▶ WHAT IS REQUIRED: Give only the number of lines in the data that contain the word "title".
---
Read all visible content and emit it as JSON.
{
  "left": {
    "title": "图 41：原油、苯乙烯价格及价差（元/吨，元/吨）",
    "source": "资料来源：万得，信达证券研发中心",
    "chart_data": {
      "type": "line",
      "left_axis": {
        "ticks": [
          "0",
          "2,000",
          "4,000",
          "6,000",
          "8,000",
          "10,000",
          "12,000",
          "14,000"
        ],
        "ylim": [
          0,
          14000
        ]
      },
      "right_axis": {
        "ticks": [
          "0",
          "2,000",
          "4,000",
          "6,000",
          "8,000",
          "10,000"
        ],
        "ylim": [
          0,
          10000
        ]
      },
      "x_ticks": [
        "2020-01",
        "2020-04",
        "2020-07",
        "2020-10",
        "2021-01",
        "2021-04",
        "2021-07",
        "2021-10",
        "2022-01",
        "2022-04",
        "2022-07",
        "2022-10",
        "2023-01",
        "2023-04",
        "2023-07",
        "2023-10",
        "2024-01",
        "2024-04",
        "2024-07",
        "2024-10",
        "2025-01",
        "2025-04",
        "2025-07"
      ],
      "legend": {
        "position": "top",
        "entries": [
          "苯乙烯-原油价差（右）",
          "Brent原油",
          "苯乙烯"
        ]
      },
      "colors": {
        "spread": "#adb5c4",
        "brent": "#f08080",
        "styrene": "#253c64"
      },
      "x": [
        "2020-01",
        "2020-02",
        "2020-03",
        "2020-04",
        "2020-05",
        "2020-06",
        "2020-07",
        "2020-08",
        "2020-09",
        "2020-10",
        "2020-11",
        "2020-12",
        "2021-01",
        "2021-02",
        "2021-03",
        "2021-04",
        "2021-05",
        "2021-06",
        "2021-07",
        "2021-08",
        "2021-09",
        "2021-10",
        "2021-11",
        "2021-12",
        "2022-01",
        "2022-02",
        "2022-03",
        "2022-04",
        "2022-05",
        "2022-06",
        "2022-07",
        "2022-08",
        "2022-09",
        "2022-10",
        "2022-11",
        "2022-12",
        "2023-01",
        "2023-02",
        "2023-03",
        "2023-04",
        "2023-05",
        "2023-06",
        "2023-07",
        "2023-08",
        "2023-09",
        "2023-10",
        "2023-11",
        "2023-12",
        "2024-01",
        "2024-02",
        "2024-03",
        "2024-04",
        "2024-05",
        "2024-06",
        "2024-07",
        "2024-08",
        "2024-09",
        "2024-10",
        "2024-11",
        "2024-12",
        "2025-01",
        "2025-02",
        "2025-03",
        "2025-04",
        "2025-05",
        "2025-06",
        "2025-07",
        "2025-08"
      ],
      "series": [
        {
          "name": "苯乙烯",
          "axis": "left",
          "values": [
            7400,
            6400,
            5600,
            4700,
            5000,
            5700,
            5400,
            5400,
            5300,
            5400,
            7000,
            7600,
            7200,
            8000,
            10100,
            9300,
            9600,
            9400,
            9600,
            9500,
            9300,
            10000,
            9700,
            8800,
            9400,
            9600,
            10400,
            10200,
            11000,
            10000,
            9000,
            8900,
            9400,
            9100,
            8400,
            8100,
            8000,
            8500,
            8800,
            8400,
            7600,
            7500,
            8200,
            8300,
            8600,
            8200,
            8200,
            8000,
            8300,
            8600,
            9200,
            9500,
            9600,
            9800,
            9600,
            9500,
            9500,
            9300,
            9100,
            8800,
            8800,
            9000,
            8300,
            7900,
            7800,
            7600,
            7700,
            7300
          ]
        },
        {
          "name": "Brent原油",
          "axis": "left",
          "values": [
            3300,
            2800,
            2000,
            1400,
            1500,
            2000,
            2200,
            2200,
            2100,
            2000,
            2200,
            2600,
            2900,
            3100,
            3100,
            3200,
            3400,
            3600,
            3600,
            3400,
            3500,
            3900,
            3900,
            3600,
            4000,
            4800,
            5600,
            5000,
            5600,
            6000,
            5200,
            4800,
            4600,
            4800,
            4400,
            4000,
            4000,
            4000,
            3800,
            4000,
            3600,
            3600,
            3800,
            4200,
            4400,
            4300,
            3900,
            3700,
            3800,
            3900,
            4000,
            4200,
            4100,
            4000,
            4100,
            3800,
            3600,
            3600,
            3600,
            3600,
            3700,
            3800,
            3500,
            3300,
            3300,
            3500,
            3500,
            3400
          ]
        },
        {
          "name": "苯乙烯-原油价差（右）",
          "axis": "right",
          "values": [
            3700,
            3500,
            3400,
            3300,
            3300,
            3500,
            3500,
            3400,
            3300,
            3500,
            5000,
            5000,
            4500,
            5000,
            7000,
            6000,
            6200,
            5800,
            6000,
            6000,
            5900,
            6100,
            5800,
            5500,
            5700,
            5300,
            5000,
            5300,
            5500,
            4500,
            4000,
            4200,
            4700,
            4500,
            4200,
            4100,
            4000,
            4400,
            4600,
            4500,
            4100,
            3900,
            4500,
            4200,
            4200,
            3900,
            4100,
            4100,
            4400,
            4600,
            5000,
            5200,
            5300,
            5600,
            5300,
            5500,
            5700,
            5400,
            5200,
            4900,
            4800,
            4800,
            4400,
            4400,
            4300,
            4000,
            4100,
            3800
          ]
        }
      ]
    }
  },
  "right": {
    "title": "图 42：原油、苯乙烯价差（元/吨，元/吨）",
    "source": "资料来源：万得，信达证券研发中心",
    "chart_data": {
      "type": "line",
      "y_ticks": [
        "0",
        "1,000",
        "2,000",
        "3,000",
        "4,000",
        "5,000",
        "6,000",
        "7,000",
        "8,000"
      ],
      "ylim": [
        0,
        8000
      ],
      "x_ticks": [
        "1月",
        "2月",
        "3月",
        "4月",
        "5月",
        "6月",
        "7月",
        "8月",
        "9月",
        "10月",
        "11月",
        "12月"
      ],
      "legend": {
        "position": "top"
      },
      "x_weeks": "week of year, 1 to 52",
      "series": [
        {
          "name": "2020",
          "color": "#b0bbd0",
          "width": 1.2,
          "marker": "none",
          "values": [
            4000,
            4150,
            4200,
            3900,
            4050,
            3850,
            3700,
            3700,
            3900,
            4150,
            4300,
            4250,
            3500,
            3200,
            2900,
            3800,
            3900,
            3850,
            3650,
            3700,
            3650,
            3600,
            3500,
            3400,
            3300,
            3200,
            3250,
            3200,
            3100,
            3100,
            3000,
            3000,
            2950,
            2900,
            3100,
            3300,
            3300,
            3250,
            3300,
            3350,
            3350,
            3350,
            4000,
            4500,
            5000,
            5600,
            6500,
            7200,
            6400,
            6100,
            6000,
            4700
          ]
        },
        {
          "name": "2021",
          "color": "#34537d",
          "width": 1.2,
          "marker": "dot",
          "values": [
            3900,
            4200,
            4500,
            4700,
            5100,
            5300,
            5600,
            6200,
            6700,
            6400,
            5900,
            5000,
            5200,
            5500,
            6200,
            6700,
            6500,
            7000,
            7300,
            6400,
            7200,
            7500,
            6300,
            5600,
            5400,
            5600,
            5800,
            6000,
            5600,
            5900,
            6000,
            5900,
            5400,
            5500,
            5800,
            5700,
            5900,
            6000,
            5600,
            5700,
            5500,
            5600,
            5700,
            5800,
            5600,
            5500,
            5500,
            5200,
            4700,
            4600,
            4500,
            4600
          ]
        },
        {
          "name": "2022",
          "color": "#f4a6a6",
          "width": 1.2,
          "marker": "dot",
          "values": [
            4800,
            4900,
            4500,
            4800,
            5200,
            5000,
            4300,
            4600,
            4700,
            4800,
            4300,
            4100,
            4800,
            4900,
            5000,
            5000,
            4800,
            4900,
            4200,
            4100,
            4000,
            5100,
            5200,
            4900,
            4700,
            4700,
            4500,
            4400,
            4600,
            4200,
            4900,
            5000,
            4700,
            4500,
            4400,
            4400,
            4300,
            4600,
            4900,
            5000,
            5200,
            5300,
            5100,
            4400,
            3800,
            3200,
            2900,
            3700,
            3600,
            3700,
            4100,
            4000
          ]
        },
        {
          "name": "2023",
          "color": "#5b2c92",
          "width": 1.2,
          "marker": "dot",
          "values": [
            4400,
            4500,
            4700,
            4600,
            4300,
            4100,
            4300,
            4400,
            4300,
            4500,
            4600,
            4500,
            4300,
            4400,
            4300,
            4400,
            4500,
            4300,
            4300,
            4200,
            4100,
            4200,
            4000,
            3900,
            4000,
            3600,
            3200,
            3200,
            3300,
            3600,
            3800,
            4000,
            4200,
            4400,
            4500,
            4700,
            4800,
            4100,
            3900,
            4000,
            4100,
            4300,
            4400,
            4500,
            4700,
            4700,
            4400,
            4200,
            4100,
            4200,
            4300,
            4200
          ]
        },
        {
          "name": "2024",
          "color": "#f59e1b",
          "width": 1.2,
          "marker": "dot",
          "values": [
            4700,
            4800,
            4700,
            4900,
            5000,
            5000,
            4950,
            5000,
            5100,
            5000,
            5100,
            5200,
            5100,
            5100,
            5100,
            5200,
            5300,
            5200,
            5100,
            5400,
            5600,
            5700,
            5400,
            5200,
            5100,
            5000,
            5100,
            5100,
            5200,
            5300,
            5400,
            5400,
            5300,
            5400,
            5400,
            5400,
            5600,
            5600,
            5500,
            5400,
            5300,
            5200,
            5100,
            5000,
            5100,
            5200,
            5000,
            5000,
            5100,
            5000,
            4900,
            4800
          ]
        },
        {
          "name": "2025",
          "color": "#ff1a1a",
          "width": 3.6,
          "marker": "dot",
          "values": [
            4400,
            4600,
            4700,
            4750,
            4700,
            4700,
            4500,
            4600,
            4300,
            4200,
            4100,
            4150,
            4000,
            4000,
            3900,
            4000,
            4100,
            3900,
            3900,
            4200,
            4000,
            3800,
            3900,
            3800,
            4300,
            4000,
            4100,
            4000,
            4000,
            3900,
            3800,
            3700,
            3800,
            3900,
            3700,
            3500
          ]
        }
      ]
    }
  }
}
---
▶ SOLUTION BELOW: 2